Material for this task ▸
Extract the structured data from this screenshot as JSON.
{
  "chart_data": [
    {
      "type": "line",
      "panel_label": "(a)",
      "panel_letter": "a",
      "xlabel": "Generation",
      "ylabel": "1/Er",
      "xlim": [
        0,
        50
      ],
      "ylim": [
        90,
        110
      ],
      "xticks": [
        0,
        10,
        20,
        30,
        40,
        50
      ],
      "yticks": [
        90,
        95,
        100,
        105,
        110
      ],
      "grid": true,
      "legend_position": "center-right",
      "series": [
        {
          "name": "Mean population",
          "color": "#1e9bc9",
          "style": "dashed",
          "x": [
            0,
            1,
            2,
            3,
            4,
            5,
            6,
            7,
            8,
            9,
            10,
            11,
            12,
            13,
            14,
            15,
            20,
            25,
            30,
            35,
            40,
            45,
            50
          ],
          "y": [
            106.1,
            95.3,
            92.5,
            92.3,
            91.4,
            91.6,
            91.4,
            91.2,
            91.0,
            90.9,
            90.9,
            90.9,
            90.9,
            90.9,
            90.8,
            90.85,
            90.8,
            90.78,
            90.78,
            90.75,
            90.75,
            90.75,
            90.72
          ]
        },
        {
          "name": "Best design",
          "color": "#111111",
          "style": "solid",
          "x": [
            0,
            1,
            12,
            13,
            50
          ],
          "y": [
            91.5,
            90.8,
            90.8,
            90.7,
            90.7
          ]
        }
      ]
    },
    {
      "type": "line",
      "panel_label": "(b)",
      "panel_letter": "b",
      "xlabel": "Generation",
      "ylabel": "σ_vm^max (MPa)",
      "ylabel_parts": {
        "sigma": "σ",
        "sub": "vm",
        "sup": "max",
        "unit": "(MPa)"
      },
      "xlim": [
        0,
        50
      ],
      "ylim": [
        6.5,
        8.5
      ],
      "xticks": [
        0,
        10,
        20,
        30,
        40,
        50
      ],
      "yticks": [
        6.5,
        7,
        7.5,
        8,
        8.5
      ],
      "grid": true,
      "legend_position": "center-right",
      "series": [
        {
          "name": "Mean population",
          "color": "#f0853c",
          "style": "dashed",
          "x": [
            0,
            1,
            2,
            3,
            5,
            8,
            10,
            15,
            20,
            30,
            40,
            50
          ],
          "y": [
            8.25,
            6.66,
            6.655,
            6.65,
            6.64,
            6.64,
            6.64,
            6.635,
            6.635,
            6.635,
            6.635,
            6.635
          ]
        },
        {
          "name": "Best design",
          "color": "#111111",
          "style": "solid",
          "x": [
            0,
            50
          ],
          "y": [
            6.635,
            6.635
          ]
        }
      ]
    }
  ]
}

Task statement ▸ Above are some records; repeat all of them exactly.

Solution to the exercise ▸
Extract the structured data from this screenshot as JSON.
{
  "chart_data": [
    {
      "type": "line",
      "panel_label": "(a)",
      "panel_letter": "a",
      "xlabel": "Generation",
      "ylabel": "1/Er",
      "xlim": [
        0,
        50
      ],
      "ylim": [
        90,
        110
      ],
      "xticks": [
        0,
        10,
        20,
        30,
        40,
        50
      ],
      "yticks": [
        90,
        95,
        100,
        105,
        110
      ],
      "grid": true,
      "legend_position": "center-right",
      "series": [
        {
          "name": "Mean population",
          "color": "#1e9bc9",
          "style": "dashed",
          "x": [
            0,
            1,
            2,
            3,
            4,
            5,
            6,
            7,
            8,
            9,
            10,
            11,
            12,
            13,
            14,
            15,
            20,
            25,
            30,
            35,
            40,
            45,
            50
          ],
          "y": [
            106.1,
            95.3,
            92.5,
            92.3,
            91.4,
            91.6,
            91.4,
            91.2,
            91.0,
            90.9,
            90.9,
            90.9,
            90.9,
            90.9,
            90.8,
            90.85,
            90.8,
            90.78,
            90.78,
            90.75,
            90.75,
            90.75,
            90.72
          ]
        },
        {
          "name": "Best design",
          "color": "#111111",
          "style": "solid",
          "x": [
            0,
            1,
            12,
            13,
            50
          ],
          "y": [
            91.5,
            90.8,
            90.8,
            90.7,
            90.7
          ]
        }
      ]
    },
    {
      "type": "line",
      "panel_label": "(b)",
      "panel_letter": "b",
      "xlabel": "Generation",
      "ylabel": "σ_vm^max (MPa)",
      "ylabel_parts": {
        "sigma": "σ",
        "sub": "vm",
        "sup": "max",
        "unit": "(MPa)"
      },
      "xlim": [
        0,
        50
      ],
      "ylim": [
        6.5,
        8.5
      ],
      "xticks": [
        0,
        10,
        20,
        30,
        40,
        50
      ],
      "yticks": [
        6.5,
        7,
        7.5,
        8,
        8.5
      ],
      "grid": true,
      "legend_position": "center-right",
      "series": [
        {
          "name": "Mean population",
          "color": "#f0853c",
          "style": "dashed",
          "x": [
            0,
            1,
            2,
            3,
            5,
            8,
            10,
            15,
            20,
            30,
            40,
            50
          ],
          "y": [
            8.25,
            6.66,
            6.655,
            6.65,
            6.64,
            6.64,
            6.64,
            6.635,
            6.635,
            6.635,
            6.635,
            6.635
          ]
        },
        {
          "name": "Best design",
          "color": "#111111",
          "style": "solid",
          "x": [
            0,
            50
          ],
          "y": [
            6.635,
            6.635
          ]
        }
      ]
    }
  ]
}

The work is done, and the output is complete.